— Okuma Metni —
----

Tarım ve hayvancılık sektöründe bir diğer büyük problem ise yeraltı sularının ruhsatlandırılması ve işletilmesidir. Yeraltı suları şuanda ruhsata bağlı bir şeklide kullandırılacağı kanunlaştı. Fakat şuan ruhsat verilmiyor ve ruhsat verme şartları da imkânsız denilecek kadar zor. Bu durum çiftçiyi kaçak kuyu açmaya yönlendiriyor. Kaçak kuyu açarken yakalanan çiftçi ağır para cezalarına çarptırılıyor. Hızlı bir şekilde ruhsatsız kuyuların ruhsatlandırılması ve kayıt altına alınması gerekmektedir. Bu nasıl başarılacak peki? Tabi ki ilk önce ruhsat alma şartları kolaylaştırılacak ve yer altı suyunun verimli ve tasarruflu kullanılması için yöntemler hazırlanacak ve çiftçilere bu yöntemler anlatılarak çiftçilerin bu yöntemleri uygulaması sağlanmalıdır. Yoksa Ruhsat ver. Vermem. Kuyu açacağım. Açtırmam. Böyle bir anlayışla yeraltı sularının kullanımında tasarrufa gidilmesi imkânsız olacaktır.
Bir diğer mesele üretilen ürünlere Pazar bulunması sorunudur. Bu sorunun çözümünde yaklaşım bence sözleşmeli ekimden geçmektedir. Çiftçilerin üreteceği ürünler ekim öncesinde tedarikçilerle sözleşme yapılarak pazarlanması ürünlerin pazar problemini ortadan kaldıracaktır. Üretilecek olan ürünün miktarı, birim fiyatı, kalitesi, alınacak avanslar ve ön ödemelerin tutarı ve ödeme zamanları belirli olan bir sözleşmeli ekim kazan – kazan ilkesi ile hem ürettiriciyi hem de tedarikçiyi koruyarak istikrarlı gelir elde etmesinin önünü açacaktır.

----

— Alıntılanan Veriler —
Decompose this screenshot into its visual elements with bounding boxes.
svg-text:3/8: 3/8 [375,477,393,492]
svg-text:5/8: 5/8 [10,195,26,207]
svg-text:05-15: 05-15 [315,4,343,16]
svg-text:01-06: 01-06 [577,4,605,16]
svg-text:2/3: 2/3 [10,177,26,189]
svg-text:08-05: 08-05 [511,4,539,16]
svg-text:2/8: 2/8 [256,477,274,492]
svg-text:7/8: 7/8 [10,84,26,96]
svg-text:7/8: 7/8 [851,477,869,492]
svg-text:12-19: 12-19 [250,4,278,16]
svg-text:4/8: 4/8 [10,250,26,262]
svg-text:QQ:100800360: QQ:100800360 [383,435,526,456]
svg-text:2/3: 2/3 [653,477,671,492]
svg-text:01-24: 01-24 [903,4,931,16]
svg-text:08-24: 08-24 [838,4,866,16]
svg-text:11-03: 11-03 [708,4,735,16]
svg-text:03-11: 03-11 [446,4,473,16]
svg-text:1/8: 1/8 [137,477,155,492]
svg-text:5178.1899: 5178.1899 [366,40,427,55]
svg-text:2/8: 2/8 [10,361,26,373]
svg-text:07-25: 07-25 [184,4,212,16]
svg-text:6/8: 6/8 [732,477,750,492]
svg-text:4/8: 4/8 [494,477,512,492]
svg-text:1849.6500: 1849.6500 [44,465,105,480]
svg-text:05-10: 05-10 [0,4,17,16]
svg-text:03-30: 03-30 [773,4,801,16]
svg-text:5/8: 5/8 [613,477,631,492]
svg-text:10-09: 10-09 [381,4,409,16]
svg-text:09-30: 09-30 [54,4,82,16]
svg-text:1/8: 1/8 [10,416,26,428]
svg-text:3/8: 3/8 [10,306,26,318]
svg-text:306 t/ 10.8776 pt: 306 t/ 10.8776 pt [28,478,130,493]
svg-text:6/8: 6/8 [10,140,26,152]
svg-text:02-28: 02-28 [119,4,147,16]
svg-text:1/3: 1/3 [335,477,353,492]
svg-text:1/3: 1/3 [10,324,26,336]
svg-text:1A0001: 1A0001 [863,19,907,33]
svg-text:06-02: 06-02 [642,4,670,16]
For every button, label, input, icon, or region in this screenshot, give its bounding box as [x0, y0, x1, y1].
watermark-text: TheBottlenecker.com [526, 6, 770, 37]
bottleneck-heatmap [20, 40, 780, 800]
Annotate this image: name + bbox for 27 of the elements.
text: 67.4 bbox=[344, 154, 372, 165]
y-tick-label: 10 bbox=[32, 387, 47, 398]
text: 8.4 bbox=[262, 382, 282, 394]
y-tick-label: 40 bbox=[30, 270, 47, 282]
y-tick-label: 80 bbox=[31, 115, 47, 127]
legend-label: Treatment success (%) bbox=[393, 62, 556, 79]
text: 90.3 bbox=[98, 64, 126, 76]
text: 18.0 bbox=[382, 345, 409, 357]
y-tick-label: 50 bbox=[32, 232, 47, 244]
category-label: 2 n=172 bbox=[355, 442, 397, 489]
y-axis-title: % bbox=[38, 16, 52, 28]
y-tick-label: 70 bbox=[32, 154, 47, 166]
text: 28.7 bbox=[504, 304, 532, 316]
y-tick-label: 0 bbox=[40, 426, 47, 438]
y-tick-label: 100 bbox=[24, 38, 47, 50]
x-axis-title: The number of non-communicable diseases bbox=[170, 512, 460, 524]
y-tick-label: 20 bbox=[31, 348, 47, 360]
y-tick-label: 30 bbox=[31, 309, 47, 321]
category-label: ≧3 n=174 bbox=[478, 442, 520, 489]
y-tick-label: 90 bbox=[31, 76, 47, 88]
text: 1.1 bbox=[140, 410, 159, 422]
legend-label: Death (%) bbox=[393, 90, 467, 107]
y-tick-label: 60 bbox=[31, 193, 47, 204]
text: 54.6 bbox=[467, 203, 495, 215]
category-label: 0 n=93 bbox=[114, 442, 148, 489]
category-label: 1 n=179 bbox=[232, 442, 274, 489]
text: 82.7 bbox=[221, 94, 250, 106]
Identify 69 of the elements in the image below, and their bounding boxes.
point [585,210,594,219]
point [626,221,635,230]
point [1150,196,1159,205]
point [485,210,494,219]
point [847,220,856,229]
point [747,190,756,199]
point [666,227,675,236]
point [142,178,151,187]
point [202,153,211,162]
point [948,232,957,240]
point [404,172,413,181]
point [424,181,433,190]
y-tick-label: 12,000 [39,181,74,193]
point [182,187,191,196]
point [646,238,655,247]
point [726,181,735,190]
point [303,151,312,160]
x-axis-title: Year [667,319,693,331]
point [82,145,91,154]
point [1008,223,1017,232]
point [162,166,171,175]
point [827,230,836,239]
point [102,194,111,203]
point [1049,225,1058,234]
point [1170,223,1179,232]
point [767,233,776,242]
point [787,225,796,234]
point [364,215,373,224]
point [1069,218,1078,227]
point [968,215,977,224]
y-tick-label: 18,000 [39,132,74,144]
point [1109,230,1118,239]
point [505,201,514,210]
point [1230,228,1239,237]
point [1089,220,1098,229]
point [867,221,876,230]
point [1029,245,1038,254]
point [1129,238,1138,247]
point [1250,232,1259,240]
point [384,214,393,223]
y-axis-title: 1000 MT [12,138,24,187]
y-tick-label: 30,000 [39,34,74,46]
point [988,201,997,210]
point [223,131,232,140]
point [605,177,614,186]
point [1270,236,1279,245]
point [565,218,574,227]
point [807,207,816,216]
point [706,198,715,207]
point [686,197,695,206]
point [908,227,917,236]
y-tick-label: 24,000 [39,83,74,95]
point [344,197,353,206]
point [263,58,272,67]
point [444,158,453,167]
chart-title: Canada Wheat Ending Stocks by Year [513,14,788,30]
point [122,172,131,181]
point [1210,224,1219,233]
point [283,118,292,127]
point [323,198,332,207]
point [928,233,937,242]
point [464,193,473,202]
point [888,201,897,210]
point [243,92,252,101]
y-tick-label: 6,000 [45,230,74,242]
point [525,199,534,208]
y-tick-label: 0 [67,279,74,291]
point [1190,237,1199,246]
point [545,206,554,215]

----

— Görev Listesi —
**1)** Okuma metninde, sözleşmeli ekimde belirli olması gerektiği söylenen hususları sıralayın.
**2)** Okuma metnine göre ruhsat verilmemesi ve ruhsat şartlarının çok zor olması çiftçiyi neye yönlendiriyor?
**3)** Lütfen okuma metninden "Bir diğer mesele" ile başlayıp "etmesinin önünü açacaktır." ile biten bölümü aynen aktarın.

— Cevaplar —
**1)**
- Üretilecek olan ürünün miktarı
- Birim fiyatı
- Kalitesi
- Alınacak avanslar ve ön ödemelerin tutarı
- Ödeme zamanları

**2)** Kaçak kuyu açmaya.

**3)**
Bir diğer mesele üretilen ürünlere Pazar bulunması sorunudur. Bu sorunun çözümünde yaklaşım bence sözleşmeli ekimden geçmektedir. Çiftçilerin üreteceği ürünler ekim öncesinde tedarikçilerle sözleşme yapılarak pazarlanması ürünlerin pazar problemini ortadan kaldıracaktır. Üretilecek olan ürünün miktarı, birim fiyatı, kalitesi, alınacak avanslar ve ön ödemelerin tutarı ve ödeme zamanları belirli olan bir sözleşmeli ekim kazan – kazan ilkesi ile hem ürettiriciyi hem de tedarikçiyi koruyarak istikrarlı gelir elde etmesinin önünü açacaktır.